The tasks
1/ From the pull request discussion, copy the part that opens with the words containing "Please include a" and closes with "the verifier instead?)" verbatim.
2/ According to the pull request discussion, why is a type's size in bits relevant for Swift even when a whole byte is allocated for it? Answer in one to three sentences.

Full diff: https://github.com/llvm/llvm-project/pull/69741.diff

1 Files Affected:

  • (modified) llvm/lib/CodeGen/AsmPrinter/DwarfUnit.cpp (+1-1)
diff --git a/llvm/lib/CodeGen/AsmPrinter/DwarfUnit.cpp b/llvm/lib/CodeGen/AsmPrinter/DwarfUnit.cpp
index d30f0ef7af348af..b61660b189236fb 100644
--- a/llvm/lib/CodeGen/AsmPrinter/DwarfUnit.cpp
+++ b/llvm/lib/CodeGen/AsmPrinter/DwarfUnit.cpp
@@ -874,7 +874,7 @@ void DwarfUnit::constructTypeDIE(DIE &Buffer, const DICompositeType *CTy) {
   // Add name if not anonymous or intermediate type.
   StringRef Name = CTy->getName();
 
-  uint64_t Size = CTy->getSizeInBits() >> 3;
+  uint64_t Size = (CTy->getSizeInBits() + 7) >> 3;
   uint16_t Tag = Buffer.getTag();
 
   switch (Tag) {

@dwblaikie
Copy link
Collaborator

Please include a test case (& perhaps soem motivation - are there any targets that actually have non-byte-size types? Perhaps we should disallow that in the verifier instead?)

@augusto2112
Copy link
Contributor Author

Just added some tests!

Motivation wise: Swift has builtin types which are non-byte-size. For example, the builtin that the standard boolean wraps is 1 bit long.

@dwblaikie
Copy link
Collaborator

Just added some tests!

Thanks!

Motivation wise: Swift has builtin types which are non-byte-size. For example, the builtin that the standard boolean wraps is 1 bit long.

Hmm, I'm still not sure about this - if the DWARF is describing it as being 1 byte long, presumably that ABI has to actually allocate a byte for this type? So in what sense is the type only 1 bit long?

@adrian-prantl
Copy link
Collaborator

adrian-prantl commented Oct 23, 2023

Just added some tests!

Thanks!

Motivation wise: Swift has builtin types which are non-byte-size. For example, the builtin that the standard boolean wraps is 1 bit long.

Hmm, I'm still not sure about this - if the DWARF is describing it as being 1 byte long, presumably that ABI has to actually allocate a byte for this type? So in what sense is the type only 1 bit long?

Swift allows packing values in aggregates under certain circumstances. For example the type Bool? a.k.a. Optional<Bool> stores the discriminator bit of the Optional enum type in bit #1 and the Bool in bit #0 of the same byte. For these applications the bit size is relevant.

@dwblaikie
Copy link
Collaborator

Just added some tests!

Thanks!

Motivation wise: Swift has builtin types which are non-byte-size. For example, the builtin that the standard boolean wraps is 1 bit long.

Hmm, I'm still not sure about this - if the DWARF is describing it as being 1 byte long, presumably that ABI has to actually allocate a byte for this type? So in what sense is the type only 1 bit long?

Swift allows packing values in aggregates under certain circumstances. For example the type Bool? a.k.a. Optional<Bool> stores the discriminator bit of the Optional enum type in bit #1 and the Bool in bit #0 of the same byte. For these applications the bit size is relevant.

Material
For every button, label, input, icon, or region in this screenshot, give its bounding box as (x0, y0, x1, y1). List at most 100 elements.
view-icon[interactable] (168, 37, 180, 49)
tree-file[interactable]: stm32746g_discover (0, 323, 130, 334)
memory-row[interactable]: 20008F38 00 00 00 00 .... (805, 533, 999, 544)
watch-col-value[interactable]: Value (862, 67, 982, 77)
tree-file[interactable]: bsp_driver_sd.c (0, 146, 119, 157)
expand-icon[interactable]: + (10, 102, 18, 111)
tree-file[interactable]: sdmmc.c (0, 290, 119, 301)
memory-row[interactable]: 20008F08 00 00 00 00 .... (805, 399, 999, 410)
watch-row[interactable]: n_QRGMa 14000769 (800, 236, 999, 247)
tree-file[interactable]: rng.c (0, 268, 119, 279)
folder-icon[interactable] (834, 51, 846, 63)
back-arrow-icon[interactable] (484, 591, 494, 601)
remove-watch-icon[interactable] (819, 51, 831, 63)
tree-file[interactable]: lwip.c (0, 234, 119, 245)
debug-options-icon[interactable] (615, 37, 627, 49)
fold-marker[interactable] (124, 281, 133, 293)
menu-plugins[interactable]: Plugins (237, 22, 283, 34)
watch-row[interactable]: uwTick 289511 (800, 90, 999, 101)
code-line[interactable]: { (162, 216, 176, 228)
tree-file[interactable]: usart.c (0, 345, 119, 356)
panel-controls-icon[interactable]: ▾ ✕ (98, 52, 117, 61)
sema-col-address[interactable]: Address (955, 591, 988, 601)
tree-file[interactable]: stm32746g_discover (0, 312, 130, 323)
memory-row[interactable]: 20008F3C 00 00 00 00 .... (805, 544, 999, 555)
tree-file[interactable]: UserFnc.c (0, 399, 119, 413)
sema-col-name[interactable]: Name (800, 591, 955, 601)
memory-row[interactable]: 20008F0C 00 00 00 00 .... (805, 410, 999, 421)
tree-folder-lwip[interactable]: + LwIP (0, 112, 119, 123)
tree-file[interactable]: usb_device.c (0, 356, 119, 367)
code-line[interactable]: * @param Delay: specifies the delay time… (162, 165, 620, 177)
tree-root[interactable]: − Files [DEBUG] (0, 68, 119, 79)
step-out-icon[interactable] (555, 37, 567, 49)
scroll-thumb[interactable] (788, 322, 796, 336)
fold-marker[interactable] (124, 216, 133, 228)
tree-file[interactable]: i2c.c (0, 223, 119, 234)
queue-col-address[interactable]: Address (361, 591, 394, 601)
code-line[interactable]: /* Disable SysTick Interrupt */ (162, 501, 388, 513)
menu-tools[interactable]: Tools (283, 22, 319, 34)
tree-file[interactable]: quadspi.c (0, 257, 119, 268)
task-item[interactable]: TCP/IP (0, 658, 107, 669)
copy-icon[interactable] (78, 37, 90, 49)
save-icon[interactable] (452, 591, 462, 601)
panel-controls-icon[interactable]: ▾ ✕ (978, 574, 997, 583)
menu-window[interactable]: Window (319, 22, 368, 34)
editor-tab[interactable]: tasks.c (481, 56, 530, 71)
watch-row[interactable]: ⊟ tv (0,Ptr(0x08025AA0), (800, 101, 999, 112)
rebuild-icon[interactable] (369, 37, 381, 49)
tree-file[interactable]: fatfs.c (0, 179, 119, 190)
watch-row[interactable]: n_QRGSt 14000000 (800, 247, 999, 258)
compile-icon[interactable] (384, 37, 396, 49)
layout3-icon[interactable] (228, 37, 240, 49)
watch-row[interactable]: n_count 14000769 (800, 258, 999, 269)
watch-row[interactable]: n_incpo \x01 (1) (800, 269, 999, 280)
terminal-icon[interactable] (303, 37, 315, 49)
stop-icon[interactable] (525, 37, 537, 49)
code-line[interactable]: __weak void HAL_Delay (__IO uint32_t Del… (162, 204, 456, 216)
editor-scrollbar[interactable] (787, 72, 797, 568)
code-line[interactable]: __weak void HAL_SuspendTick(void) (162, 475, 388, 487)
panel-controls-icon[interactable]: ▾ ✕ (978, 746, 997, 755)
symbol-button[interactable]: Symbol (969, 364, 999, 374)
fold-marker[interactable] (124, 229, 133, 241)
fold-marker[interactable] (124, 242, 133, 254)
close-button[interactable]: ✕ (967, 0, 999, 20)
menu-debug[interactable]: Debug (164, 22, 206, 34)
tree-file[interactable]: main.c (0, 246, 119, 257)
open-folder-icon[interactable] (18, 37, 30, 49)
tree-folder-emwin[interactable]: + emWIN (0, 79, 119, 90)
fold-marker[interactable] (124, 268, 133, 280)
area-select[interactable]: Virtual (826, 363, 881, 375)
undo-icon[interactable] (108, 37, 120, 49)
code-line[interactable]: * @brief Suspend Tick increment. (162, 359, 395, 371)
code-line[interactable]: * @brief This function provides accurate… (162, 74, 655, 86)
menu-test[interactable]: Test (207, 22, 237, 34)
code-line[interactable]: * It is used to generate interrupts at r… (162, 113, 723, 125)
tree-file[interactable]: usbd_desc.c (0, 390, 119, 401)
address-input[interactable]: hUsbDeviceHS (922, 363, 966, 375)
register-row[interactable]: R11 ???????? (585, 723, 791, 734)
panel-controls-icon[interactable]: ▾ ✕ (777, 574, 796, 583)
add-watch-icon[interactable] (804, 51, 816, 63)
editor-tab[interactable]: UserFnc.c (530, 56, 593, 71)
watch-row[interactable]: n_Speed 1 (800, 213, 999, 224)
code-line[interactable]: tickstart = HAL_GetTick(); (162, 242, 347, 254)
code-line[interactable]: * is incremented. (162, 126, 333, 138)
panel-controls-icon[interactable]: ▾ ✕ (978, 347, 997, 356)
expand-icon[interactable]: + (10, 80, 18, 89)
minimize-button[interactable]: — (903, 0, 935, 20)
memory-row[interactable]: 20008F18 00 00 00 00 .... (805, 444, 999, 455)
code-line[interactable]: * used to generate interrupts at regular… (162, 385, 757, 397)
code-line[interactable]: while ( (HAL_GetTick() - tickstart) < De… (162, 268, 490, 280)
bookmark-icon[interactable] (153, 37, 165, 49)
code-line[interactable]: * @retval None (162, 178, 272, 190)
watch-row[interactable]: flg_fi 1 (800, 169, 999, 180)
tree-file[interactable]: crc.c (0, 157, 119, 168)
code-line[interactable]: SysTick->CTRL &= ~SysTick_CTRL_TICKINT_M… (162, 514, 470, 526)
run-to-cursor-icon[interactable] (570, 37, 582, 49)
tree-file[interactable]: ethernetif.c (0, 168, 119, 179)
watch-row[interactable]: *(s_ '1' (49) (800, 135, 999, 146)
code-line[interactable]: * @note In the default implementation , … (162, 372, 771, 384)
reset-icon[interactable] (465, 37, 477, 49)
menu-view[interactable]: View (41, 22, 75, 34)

The answers
1/
Please include a test case (& perhaps soem motivation - are there any targets that actually have non-byte-size types? Perhaps we should disallow that in the verifier instead?)

2/ In certain circumstances, Swift allows values to be packed inside aggregates. For example, Bool? (Optional<Bool>) stores the Optional enum's discriminator bit in bit #1 and the Bool in bit #0 of the same byte, so the bit size matters for such uses.